#### EXERCISE INSTRUCTIONS
Only lines holding the word "Normal" should be copied from the material.

#### MATERIAL FOR THIS TASK
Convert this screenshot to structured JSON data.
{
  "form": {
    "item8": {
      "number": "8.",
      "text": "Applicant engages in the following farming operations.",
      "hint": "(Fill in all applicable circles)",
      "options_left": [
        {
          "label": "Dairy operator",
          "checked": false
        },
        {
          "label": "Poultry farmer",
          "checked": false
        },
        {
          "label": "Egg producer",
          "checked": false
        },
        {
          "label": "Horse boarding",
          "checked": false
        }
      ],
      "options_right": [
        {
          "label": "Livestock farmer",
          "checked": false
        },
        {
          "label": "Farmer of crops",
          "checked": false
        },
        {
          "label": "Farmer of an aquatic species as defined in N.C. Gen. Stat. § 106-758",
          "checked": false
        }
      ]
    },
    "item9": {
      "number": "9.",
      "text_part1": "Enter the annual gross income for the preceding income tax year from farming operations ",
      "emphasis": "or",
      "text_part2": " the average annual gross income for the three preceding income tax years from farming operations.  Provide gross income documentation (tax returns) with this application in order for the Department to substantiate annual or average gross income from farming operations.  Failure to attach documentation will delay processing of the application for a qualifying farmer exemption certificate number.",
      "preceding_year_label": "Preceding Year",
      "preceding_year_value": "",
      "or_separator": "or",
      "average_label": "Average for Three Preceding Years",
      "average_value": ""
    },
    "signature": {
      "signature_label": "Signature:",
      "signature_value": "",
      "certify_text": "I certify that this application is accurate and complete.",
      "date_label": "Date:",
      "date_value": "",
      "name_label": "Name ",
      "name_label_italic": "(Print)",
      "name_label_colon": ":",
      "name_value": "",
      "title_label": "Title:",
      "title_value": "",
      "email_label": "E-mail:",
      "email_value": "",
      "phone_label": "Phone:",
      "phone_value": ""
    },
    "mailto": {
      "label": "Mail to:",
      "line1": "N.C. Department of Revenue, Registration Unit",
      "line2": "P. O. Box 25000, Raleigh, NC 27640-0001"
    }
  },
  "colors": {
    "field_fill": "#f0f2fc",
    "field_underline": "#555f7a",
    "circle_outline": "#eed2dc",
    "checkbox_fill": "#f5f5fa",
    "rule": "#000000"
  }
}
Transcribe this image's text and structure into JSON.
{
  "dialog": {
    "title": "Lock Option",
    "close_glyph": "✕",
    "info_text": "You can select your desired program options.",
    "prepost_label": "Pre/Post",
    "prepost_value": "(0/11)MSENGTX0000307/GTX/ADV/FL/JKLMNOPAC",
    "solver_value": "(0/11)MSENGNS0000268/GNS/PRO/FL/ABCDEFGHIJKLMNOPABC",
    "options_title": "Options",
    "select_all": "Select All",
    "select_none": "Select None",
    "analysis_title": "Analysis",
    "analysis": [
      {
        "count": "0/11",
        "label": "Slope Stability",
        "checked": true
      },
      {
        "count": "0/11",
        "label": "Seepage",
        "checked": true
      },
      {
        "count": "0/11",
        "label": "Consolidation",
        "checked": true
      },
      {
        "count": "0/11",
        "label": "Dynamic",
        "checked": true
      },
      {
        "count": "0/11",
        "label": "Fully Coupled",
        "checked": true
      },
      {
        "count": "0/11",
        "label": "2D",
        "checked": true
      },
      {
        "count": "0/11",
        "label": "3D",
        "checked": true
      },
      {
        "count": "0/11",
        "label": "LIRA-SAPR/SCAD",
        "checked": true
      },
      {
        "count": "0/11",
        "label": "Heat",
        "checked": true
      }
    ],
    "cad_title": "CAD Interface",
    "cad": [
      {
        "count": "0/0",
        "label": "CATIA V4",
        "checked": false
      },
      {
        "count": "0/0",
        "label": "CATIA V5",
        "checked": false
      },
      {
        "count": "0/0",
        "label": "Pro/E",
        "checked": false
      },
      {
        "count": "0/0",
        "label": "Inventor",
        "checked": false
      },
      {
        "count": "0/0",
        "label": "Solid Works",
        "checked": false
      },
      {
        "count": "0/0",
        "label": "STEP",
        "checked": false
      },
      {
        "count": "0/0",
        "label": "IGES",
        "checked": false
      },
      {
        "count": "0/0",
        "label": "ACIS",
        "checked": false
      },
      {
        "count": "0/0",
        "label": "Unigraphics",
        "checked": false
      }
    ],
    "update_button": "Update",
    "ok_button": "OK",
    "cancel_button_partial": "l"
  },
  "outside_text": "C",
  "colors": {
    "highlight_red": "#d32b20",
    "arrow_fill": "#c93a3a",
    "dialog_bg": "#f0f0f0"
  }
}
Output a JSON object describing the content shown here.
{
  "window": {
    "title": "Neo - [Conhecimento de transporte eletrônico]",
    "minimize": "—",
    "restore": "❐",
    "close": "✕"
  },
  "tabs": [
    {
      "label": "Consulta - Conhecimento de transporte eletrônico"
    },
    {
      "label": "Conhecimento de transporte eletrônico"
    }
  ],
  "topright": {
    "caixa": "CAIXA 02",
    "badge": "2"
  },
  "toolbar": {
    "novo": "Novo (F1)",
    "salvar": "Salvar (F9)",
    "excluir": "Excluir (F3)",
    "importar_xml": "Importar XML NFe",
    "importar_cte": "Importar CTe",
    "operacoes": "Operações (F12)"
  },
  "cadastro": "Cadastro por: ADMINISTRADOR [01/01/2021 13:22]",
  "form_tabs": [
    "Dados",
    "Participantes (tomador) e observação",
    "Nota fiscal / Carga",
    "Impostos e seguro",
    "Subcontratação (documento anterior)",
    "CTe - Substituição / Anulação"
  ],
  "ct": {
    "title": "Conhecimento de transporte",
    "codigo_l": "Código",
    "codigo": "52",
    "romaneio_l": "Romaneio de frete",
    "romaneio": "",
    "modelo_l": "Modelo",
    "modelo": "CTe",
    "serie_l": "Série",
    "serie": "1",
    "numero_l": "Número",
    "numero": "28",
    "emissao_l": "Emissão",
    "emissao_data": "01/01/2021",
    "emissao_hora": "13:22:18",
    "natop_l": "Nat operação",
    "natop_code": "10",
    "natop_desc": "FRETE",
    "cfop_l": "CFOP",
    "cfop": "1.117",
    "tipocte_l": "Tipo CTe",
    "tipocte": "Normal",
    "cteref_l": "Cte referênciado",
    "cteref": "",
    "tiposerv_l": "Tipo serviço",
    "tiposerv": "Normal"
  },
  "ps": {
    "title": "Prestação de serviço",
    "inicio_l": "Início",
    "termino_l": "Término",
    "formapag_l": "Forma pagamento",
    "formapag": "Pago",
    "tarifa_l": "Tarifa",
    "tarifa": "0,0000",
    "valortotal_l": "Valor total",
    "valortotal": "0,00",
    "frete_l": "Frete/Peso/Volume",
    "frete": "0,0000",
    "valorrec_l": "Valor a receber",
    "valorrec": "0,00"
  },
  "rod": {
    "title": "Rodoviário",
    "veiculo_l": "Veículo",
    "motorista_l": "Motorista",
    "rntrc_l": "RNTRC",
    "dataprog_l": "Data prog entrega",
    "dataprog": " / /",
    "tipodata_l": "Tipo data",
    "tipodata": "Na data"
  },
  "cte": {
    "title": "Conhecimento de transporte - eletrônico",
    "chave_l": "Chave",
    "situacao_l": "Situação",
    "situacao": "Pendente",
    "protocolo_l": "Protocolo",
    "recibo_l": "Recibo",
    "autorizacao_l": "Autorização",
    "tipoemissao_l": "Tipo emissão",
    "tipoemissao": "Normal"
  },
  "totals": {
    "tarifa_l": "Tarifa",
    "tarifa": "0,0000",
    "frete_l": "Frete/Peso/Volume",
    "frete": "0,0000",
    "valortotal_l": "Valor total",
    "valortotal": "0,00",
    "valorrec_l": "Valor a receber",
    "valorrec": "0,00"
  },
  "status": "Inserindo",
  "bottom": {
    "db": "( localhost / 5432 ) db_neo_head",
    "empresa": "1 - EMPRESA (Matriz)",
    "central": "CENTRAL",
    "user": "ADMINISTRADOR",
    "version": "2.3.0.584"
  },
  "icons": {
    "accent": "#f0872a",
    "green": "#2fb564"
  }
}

#### SOLUTION BELOW
    "tipocte": "Normal",
    "tiposerv": "Normal"
    "tipoemissao": "Normal"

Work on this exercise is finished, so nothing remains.